--- Stated goal ---
Write out, word for word, the passage of the Net Zero Strategy article below, starting at "Entitled ‘Net Zero" and ending at "on-street residential charging.".

Details of how the Government’s Net Zero Strategy with affect the coach and bus industry have been revealed
The UK Government has published its long-heralded Net Zero Strategy with just under two weeks to go before the COP26 climate summit begins in Glasgow. In sections focused on transport, the strategy promises: “We will transform our cities and towns with greener, faster and more efficient transport. Our streets will be cleaner and people healthier from breathing cleaner air, walking and cycling more”.
Entitled ‘Net Zero Strategy: Build Back Greener,’ the strategy confirms that, subject to further consultation, the Government intends to introduce a zero-emission vehicle (ZEV) mandate to ‘guarantee greater number of zero-emission vehicles on our roads, unlocking the transformation of our road transport.’
The strategy promises further funding of £350m from the Automotive Transformation Fund (ATF) to support the electrification of UK vehicles and their supply chains and £620m for zero-emission vehicle grants and EV infrastructure, including further funding for local EV Infrastructure, with a focus on local on-street residential charging.
Prime Minister Boris Johnson’s foreword to the strategy predicts: “In 2050, we will still be driving cars, flying planes and heating our homes, but our cars will be electric, gliding silently around our cities, our planes will be zero-emission allowing us to fly guilt-free.”
However, it also acknowledges the need for modal shift and more active travel to complement private car use, saying: “We will increase the share of journeys taken by public transport, cycling and walking, investing £3 billion to transform bus services and £2 billion for cycling. Accelerating the decarbonisation of transport will save lives and significantly reduce noise, making our urban centres more enjoyable places to live.”

--- Listed records ---
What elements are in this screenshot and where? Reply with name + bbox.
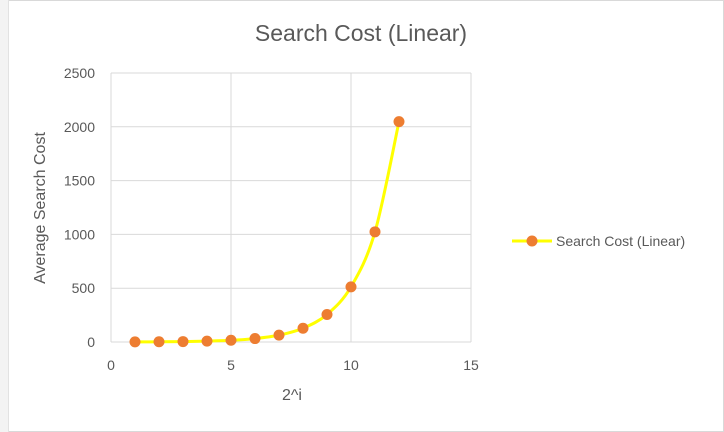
data-point [249, 333, 261, 345]
data-point [201, 335, 213, 347]
gridlines [110, 72, 472, 343]
y-tick-label: 1500 [64, 173, 95, 189]
y-tick-label: 0 [87, 334, 95, 350]
data-point [345, 281, 357, 293]
data-point [393, 116, 405, 128]
x-tick-label: 15 [463, 357, 479, 373]
legend-marker [526, 235, 538, 247]
x-axis-label: 2^i [282, 387, 302, 404]
data-point [369, 226, 381, 238]
data-point [177, 336, 189, 348]
y-tick-label: 500 [72, 280, 96, 296]
data-point [297, 322, 309, 334]
data-point [321, 308, 333, 320]
chart-title: Search Cost (Linear) [255, 20, 467, 46]
y-axis-label: Average Search Cost [32, 132, 49, 284]
x-tick-label: 10 [343, 357, 359, 373]
x-tick-label: 5 [227, 357, 235, 373]
legend: Search Cost (Linear) [512, 233, 685, 249]
y-tick-label: 2000 [64, 119, 95, 135]
legend-label: Search Cost (Linear) [556, 233, 685, 249]
data-point [225, 334, 237, 346]
x-tick-label: 0 [107, 357, 115, 373]
tick-labels: 0 500 1000 1500 2000 2500 0 5 10 15 [64, 65, 479, 373]
data-point [129, 336, 141, 348]
sheet-edge [0, 0, 9, 432]
data-point [273, 329, 285, 341]
y-tick-label: 1000 [64, 226, 95, 242]
data-point [153, 336, 165, 348]
series-plot [129, 116, 405, 348]
series-line [134, 121, 401, 344]
y-tick-label: 2500 [64, 65, 95, 81]
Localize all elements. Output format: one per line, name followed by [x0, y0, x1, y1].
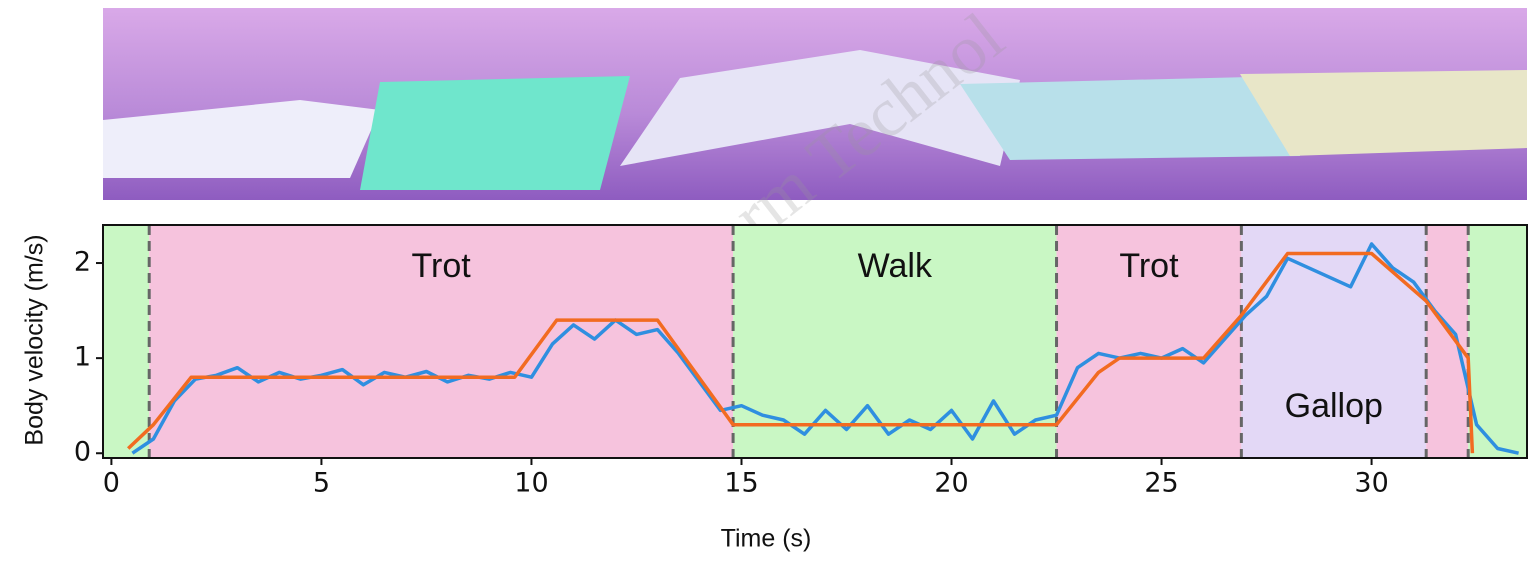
- x-tick-label: 5: [313, 468, 330, 499]
- x-axis-label: Time (s): [721, 525, 812, 553]
- phase-label: Walk: [858, 247, 933, 285]
- x-tick-label: 15: [724, 468, 758, 499]
- y-tick-label: 0: [74, 437, 91, 468]
- phase-label: Trot: [412, 247, 472, 285]
- y-axis-label: Body velocity (m/s): [21, 234, 49, 445]
- x-tick-label: 10: [514, 468, 548, 499]
- phase-label: Trot: [1119, 247, 1179, 285]
- y-tick-label: 1: [74, 342, 91, 373]
- x-tick-label: 30: [1354, 468, 1388, 499]
- phase-region: [1426, 225, 1468, 458]
- y-tick-label: 2: [74, 247, 91, 278]
- figure: Front Inform Technol TrotWalkTrotGallop0…: [0, 0, 1532, 557]
- x-tick-label: 25: [1144, 468, 1178, 499]
- x-tick-label: 0: [103, 468, 120, 499]
- phase-region: [103, 225, 149, 458]
- phase-label: Gallop: [1285, 387, 1383, 425]
- x-tick-label: 20: [934, 468, 968, 499]
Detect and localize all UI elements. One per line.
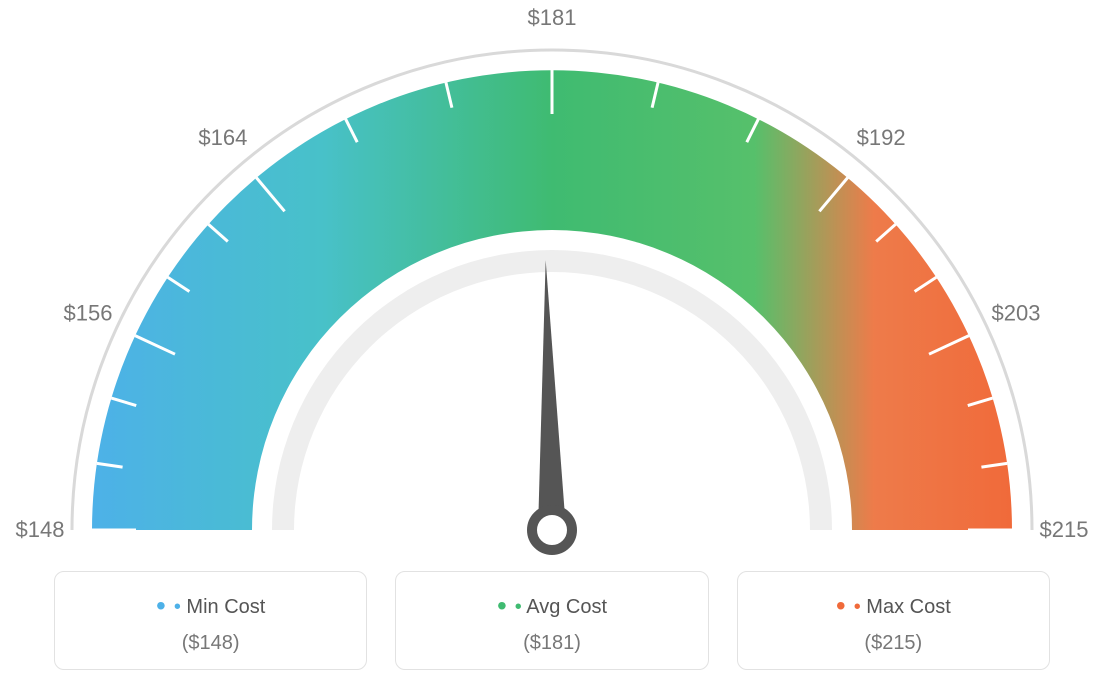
svg-text:$203: $203: [992, 301, 1041, 326]
legend-title-min: • Min Cost: [65, 590, 356, 622]
legend-title-max: • Max Cost: [748, 590, 1039, 622]
legend-row: • Min Cost ($148) • Avg Cost ($181) • Ma…: [0, 571, 1104, 670]
svg-text:$215: $215: [1040, 517, 1089, 542]
legend-card-max: • Max Cost ($215): [737, 571, 1050, 670]
legend-value-min: ($148): [65, 632, 356, 655]
legend-value-avg: ($181): [406, 632, 697, 655]
legend-card-min: • Min Cost ($148): [54, 571, 367, 670]
svg-text:$148: $148: [16, 517, 65, 542]
legend-card-avg: • Avg Cost ($181): [395, 571, 708, 670]
svg-text:$164: $164: [198, 125, 247, 150]
legend-value-max: ($215): [748, 632, 1039, 655]
legend-title-avg: • Avg Cost: [406, 590, 697, 622]
gauge-chart-container: $148 $156 $164 $181 $192 $203 $215 • Min Cost …: [0, 0, 1104, 690]
svg-text:$192: $192: [857, 125, 906, 150]
svg-text:$181: $181: [528, 5, 577, 30]
svg-text:$156: $156: [63, 301, 112, 326]
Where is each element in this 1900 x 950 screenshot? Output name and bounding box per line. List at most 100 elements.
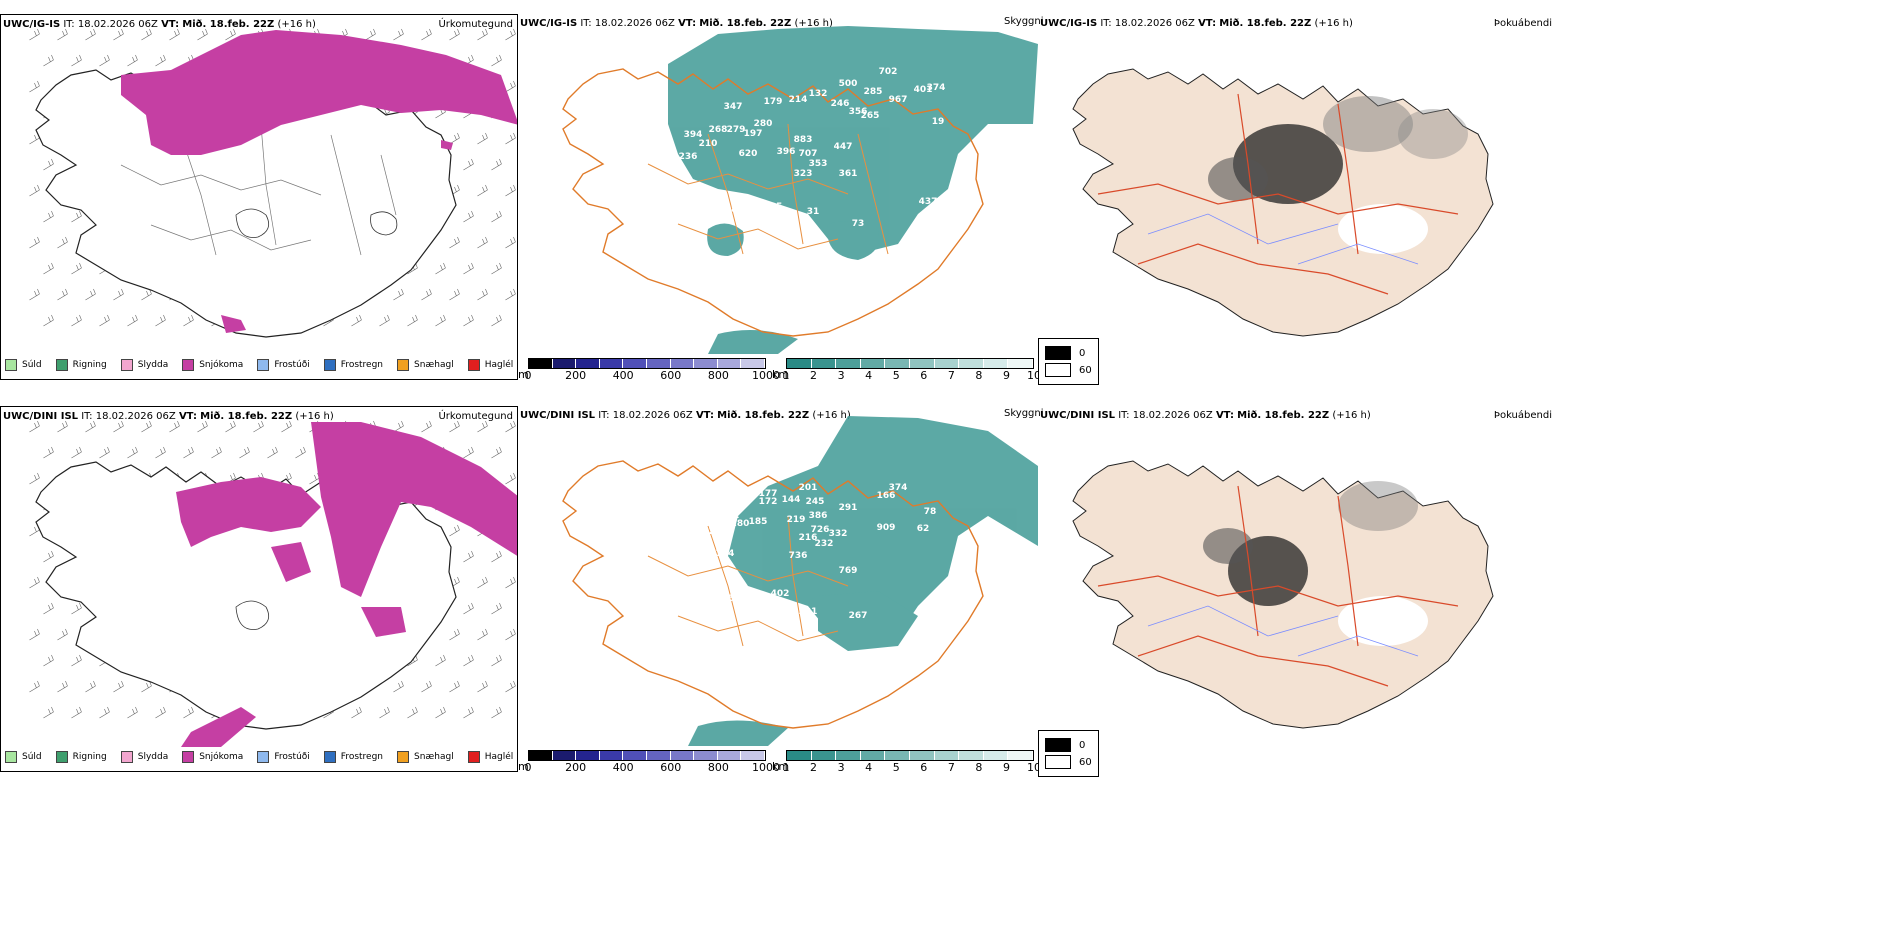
wind-barb xyxy=(491,550,502,563)
wind-barb xyxy=(197,420,208,433)
legend-swatch xyxy=(257,359,270,371)
legend-item: Slydda xyxy=(120,751,168,763)
legend-label: Rigning xyxy=(72,752,107,762)
wind-barb xyxy=(29,576,40,589)
legend-label: Frostregn xyxy=(340,360,384,370)
cloud-base-label: 777 xyxy=(921,215,940,225)
cloud-base-label: 374 xyxy=(927,83,946,93)
wind-barb xyxy=(463,654,474,667)
wind-barb xyxy=(99,706,110,719)
wind-barb xyxy=(505,628,516,641)
cloud-base-label: 280 xyxy=(754,119,773,129)
visibility-shading xyxy=(688,416,1038,746)
colorbar-cell xyxy=(576,359,600,368)
colorbar-cell xyxy=(885,359,910,368)
cloud-base-label: 374 xyxy=(889,483,908,493)
wind-barb xyxy=(491,446,502,459)
colorbar-cell xyxy=(860,359,886,368)
legend-item: Súld xyxy=(5,359,42,371)
cloud-base-label: 31 xyxy=(807,207,820,217)
colorbar-cell xyxy=(1008,751,1033,760)
cloud-base-label: 62 xyxy=(917,524,930,534)
cloud-base-label: 172 xyxy=(759,497,778,507)
cloud-base-label: 396 xyxy=(777,147,796,157)
cloud-base-label: 909 xyxy=(877,523,896,533)
visibility-shading xyxy=(668,26,1038,354)
wind-barb xyxy=(491,210,502,223)
panel-header: UWC/DINI ISL IT: 18.02.2026 06Z VT: Mið.… xyxy=(1040,410,1371,421)
colorbar-cell xyxy=(646,359,671,368)
colorbar-tick: 8 xyxy=(975,761,983,774)
cloud-base-label: 246 xyxy=(831,99,850,109)
cloud-base-label: 279 xyxy=(727,125,746,135)
wind-barb xyxy=(491,314,502,327)
wind-barb xyxy=(127,446,138,459)
colorbar-tick: 5 xyxy=(892,761,900,774)
legend-item: Snjókoma xyxy=(182,359,243,371)
wind-barb xyxy=(43,446,54,459)
legend-label: Frostúði xyxy=(274,360,310,370)
cloud-base-label: 500 xyxy=(839,79,858,89)
wind-barb xyxy=(183,706,194,719)
visibility-panel-bottom: UWC/DINI ISL IT: 18.02.2026 06Z VT: Mið.… xyxy=(518,406,1038,772)
height-colorbar-top: m 0 200 400 600 800 1000 xyxy=(518,358,780,382)
wind-barb xyxy=(449,236,460,249)
wind-barb xyxy=(29,80,40,93)
colorbar-tick: 0 xyxy=(524,761,532,774)
colorbar-tick: 200 xyxy=(565,369,587,382)
cloud-base-label: 144 xyxy=(782,495,801,505)
cloud-base-label: 724 xyxy=(716,549,735,559)
wind-barb xyxy=(141,680,152,693)
cloud-base-label: 702 xyxy=(879,67,898,77)
cloud-base-label: 967 xyxy=(889,95,908,105)
wind-barb xyxy=(379,706,390,719)
cloud-base-label: 401 xyxy=(914,85,933,95)
cloud-base-label: 179 xyxy=(764,97,783,107)
wind-barb xyxy=(43,210,54,223)
legend-item: Frostúði xyxy=(257,359,310,371)
visibility-panel-top: UWC/IG-IS IT: 18.02.2026 06Z VT: Mið. 18… xyxy=(518,14,1038,380)
colorbar-cell xyxy=(860,751,886,760)
cloud-base-label: 386 xyxy=(809,511,828,521)
wind-barb xyxy=(505,132,516,145)
legend-item: Snjókoma xyxy=(182,751,243,763)
wind-barb xyxy=(463,706,474,719)
colorbar-tick: 600 xyxy=(660,761,682,774)
vis-colorbar-bottom: km 1 2 3 4 5 6 7 8 9 10 xyxy=(772,750,1041,774)
wind-barb xyxy=(113,288,124,301)
wind-barb xyxy=(127,314,138,327)
colorbar-cell xyxy=(811,359,837,368)
colorbar-tick: 7 xyxy=(947,761,955,774)
wind-barb xyxy=(449,132,460,145)
colorbar-tick: 6 xyxy=(920,369,928,382)
colorbar-tick: 200 xyxy=(565,761,587,774)
colorbar-tick: 800 xyxy=(707,369,729,382)
colorbar-tick: 10 xyxy=(1027,369,1041,382)
colorbar-cell xyxy=(787,751,812,760)
wind-barb xyxy=(71,262,82,275)
wind-barb xyxy=(295,446,306,459)
colorbar-cell xyxy=(934,359,960,368)
legend-swatch xyxy=(397,751,410,763)
cloud-base-label: 216 xyxy=(799,533,818,543)
legend-swatch xyxy=(257,751,270,763)
wind-barb xyxy=(155,54,166,67)
colorbar-cell xyxy=(552,751,577,760)
wind-barb xyxy=(281,420,292,433)
colorbar-cell xyxy=(959,751,984,760)
colorbar-tick: 3 xyxy=(837,369,845,382)
wind-barb xyxy=(43,158,54,171)
wind-barb xyxy=(449,420,460,433)
colorbar-cell xyxy=(983,359,1009,368)
cloud-base-label: 323 xyxy=(794,169,813,179)
wind-barb xyxy=(85,28,96,41)
wind-barb xyxy=(29,472,40,485)
height-colorbar-bottom: m 0 200 400 600 800 1000 xyxy=(518,750,780,774)
wind-barb xyxy=(393,28,404,41)
wind-barb xyxy=(99,314,110,327)
wind-barb xyxy=(505,680,516,693)
wind-barb xyxy=(113,680,124,693)
fog-map xyxy=(1072,460,1494,729)
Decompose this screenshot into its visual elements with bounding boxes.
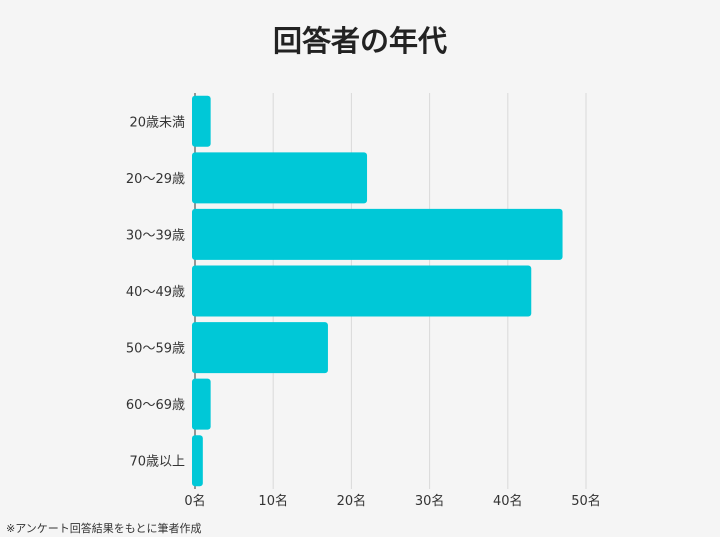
bar xyxy=(192,95,211,147)
bar xyxy=(192,265,532,317)
category-label: 20～29歳 xyxy=(126,172,185,187)
chart-title: 回答者の年代 xyxy=(272,24,447,58)
x-tick-label: 10名 xyxy=(258,493,288,509)
bars xyxy=(192,95,563,487)
x-tick-label: 0名 xyxy=(184,493,205,509)
footnote: ※アンケート回答結果をもとに筆者作成 xyxy=(6,522,202,535)
category-label: 40～49歳 xyxy=(126,285,185,300)
bar xyxy=(192,208,563,260)
category-label: 60～69歳 xyxy=(126,398,185,413)
bar xyxy=(192,378,211,430)
category-label: 70歳以上 xyxy=(129,455,185,470)
category-label: 20歳未満 xyxy=(129,115,185,130)
x-tick-label: 40名 xyxy=(493,493,523,509)
bar xyxy=(192,322,328,374)
bar xyxy=(192,152,368,204)
x-tick-label: 50名 xyxy=(571,493,601,509)
x-tick-label: 20名 xyxy=(337,493,367,509)
category-label: 50～59歳 xyxy=(126,342,185,357)
category-labels: 20歳未満 20～29歳 30～39歳 40～49歳 50～59歳 60～69歳 70歳以上 xyxy=(126,115,185,469)
x-tick-label: 30名 xyxy=(415,493,445,509)
x-tick-labels: 0名 10名 20名 30名 40名 50名 xyxy=(184,493,600,509)
category-label: 30～39歳 xyxy=(126,228,185,243)
bar xyxy=(192,435,203,487)
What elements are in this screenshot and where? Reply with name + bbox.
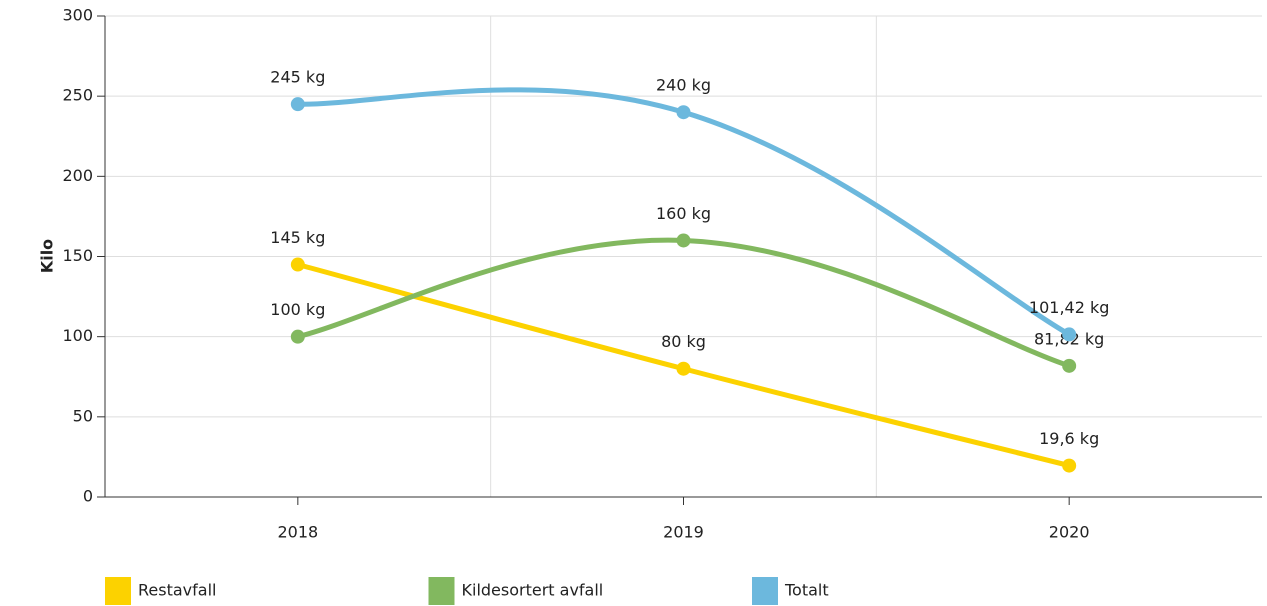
y-tick-label: 300 bbox=[62, 6, 93, 25]
y-axis-label: Kilo bbox=[38, 239, 57, 273]
legend-label: Totalt bbox=[784, 581, 829, 600]
y-tick-label: 200 bbox=[62, 166, 93, 185]
data-label: 160 kg bbox=[656, 204, 711, 223]
y-tick-label: 150 bbox=[62, 246, 93, 265]
y-tick-label: 100 bbox=[62, 326, 93, 345]
data-point bbox=[1062, 358, 1077, 373]
data-label: 145 kg bbox=[270, 228, 325, 247]
data-point bbox=[290, 97, 305, 112]
y-tick-label: 0 bbox=[83, 487, 93, 506]
x-tick-label: 2019 bbox=[663, 523, 704, 542]
data-point bbox=[676, 361, 691, 376]
data-label: 101,42 kg bbox=[1029, 298, 1110, 317]
data-point bbox=[676, 233, 691, 248]
data-point bbox=[1062, 327, 1077, 342]
y-tick-label: 50 bbox=[73, 406, 93, 425]
legend-swatch bbox=[428, 577, 455, 605]
data-point bbox=[1062, 458, 1077, 473]
legend-label: Kildesortert avfall bbox=[462, 581, 604, 600]
data-label: 19,6 kg bbox=[1039, 429, 1099, 448]
y-tick-label: 250 bbox=[62, 86, 93, 105]
data-point bbox=[676, 105, 691, 120]
data-label: 240 kg bbox=[656, 76, 711, 95]
data-label: 100 kg bbox=[270, 300, 325, 319]
legend-swatch bbox=[752, 577, 778, 605]
x-tick-label: 2018 bbox=[277, 523, 318, 542]
data-label: 245 kg bbox=[270, 68, 325, 87]
data-point bbox=[290, 329, 305, 344]
data-label: 80 kg bbox=[661, 332, 706, 351]
data-point bbox=[290, 257, 305, 272]
legend-label: Restavfall bbox=[138, 581, 216, 600]
x-tick-label: 2020 bbox=[1049, 523, 1090, 542]
legend-swatch bbox=[105, 577, 131, 605]
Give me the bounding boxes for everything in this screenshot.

--- The solution ---
Entitled ‘Net Zero Strategy: Build Back Greener,’ the strategy confirms that, subject to further consultation, the Government intends to introduce a zero-emission vehicle (ZEV) mandate to ‘guarantee greater number of zero-emission vehicles on our roads, unlocking the transformation of our road transport.’
The strategy promises further funding of £350m from the Automotive Transformation Fund (ATF) to support the electrification of UK vehicles and their supply chains and £620m for zero-emission vehicle grants and EV infrastructure, including further funding for local EV Infrastructure, with a focus on local on-street residential charging.